• [Provided records]

────────────────────

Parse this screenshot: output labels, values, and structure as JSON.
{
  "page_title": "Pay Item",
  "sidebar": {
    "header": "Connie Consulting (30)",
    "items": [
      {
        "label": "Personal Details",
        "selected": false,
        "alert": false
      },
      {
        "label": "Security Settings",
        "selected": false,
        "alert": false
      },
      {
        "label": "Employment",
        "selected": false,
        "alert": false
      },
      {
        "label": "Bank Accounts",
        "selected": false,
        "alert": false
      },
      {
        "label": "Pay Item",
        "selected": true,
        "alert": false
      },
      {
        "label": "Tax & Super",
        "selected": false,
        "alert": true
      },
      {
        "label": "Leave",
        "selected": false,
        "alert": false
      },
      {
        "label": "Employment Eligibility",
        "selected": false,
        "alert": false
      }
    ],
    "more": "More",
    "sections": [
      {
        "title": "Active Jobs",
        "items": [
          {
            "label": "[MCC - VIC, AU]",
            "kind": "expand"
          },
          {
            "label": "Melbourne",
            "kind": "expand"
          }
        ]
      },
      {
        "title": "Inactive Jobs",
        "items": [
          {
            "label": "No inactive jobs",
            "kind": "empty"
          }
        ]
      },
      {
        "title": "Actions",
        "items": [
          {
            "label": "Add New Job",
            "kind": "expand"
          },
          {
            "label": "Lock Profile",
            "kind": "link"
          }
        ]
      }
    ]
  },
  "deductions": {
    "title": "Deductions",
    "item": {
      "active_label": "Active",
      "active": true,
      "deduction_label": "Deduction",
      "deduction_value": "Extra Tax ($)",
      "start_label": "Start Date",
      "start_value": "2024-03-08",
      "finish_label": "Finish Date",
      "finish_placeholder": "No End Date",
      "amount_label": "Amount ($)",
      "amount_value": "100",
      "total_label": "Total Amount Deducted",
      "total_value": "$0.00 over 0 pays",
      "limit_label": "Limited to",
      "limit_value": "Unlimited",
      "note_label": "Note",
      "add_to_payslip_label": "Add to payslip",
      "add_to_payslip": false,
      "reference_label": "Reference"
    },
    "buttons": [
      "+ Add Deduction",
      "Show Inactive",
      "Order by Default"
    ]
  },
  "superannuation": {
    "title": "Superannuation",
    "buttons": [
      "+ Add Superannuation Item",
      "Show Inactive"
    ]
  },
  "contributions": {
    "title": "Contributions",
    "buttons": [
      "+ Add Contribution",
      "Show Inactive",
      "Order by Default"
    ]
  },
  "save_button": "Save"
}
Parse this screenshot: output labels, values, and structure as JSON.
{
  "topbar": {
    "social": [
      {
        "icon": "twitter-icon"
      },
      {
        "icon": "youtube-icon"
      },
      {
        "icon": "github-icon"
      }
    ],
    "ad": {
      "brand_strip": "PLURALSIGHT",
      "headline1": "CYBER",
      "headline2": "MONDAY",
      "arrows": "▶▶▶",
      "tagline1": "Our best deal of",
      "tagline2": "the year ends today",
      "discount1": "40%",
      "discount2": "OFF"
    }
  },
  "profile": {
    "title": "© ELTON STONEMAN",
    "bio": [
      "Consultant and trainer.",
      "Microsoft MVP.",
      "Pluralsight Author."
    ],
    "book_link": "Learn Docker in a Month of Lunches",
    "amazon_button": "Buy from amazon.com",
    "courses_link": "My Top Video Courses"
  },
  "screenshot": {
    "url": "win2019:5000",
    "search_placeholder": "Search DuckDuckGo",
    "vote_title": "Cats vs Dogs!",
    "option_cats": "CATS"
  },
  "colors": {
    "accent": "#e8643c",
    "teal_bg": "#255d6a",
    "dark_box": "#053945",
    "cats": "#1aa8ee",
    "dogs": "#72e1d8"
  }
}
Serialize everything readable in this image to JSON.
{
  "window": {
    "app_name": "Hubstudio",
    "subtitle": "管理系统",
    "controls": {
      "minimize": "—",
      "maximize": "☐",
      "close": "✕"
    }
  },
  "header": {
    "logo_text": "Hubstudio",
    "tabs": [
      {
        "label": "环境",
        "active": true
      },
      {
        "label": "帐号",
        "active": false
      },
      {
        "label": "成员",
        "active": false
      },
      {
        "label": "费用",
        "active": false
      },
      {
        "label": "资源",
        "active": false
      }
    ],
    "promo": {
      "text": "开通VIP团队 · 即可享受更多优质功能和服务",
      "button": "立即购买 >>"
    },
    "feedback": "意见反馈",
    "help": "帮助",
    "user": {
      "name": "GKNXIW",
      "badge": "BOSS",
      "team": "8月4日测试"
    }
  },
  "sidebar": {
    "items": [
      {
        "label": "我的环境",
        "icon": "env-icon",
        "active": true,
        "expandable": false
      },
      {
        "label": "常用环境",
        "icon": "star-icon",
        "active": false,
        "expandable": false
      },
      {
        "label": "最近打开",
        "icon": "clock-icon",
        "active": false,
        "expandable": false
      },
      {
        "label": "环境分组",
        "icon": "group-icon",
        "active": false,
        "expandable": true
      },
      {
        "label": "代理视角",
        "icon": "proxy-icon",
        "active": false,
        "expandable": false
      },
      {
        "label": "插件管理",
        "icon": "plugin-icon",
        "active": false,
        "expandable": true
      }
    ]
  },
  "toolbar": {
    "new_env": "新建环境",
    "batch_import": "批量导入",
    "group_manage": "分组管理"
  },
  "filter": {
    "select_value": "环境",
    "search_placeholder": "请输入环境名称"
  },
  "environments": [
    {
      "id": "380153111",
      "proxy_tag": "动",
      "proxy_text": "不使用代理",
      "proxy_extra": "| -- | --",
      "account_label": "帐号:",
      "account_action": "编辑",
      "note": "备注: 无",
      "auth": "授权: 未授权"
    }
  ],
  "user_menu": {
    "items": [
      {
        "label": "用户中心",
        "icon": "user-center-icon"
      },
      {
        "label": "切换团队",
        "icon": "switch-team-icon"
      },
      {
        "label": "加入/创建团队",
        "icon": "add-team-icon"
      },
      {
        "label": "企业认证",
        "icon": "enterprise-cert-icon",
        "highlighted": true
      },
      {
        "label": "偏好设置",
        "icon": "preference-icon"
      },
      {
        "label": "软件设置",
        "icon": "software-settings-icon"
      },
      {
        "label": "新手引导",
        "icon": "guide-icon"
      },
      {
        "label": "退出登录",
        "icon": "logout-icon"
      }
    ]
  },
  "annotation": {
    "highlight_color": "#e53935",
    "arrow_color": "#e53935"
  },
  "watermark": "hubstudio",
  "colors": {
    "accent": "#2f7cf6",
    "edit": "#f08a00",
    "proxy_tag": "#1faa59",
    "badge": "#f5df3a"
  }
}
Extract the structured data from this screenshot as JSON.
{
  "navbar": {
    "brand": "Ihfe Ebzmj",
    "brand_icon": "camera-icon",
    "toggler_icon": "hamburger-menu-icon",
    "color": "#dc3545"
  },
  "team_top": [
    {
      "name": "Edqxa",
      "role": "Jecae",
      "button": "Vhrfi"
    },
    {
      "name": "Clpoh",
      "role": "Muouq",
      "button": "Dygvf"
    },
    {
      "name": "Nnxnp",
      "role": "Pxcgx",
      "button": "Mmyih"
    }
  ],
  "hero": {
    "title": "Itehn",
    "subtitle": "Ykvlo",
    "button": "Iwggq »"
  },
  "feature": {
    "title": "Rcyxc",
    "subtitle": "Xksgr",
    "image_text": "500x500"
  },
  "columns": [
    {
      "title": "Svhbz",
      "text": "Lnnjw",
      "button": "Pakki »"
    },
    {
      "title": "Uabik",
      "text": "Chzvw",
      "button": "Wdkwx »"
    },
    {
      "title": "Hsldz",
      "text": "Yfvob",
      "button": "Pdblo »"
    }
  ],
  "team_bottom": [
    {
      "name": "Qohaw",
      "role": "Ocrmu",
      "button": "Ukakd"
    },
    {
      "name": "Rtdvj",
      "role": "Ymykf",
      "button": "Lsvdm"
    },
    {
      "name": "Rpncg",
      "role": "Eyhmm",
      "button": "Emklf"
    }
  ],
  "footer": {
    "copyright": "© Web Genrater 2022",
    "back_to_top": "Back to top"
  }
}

────────────────────

• [Directive] Pick out the lines that contain "this" and copy them.

• [Reply]
Parse this screenshot: output labels, values, and structure as JSON.
Parse this screenshot: output labels, values, and structure as JSON.
Serialize everything readable in this image to JSON.
Extract the structured data from this screenshot as JSON.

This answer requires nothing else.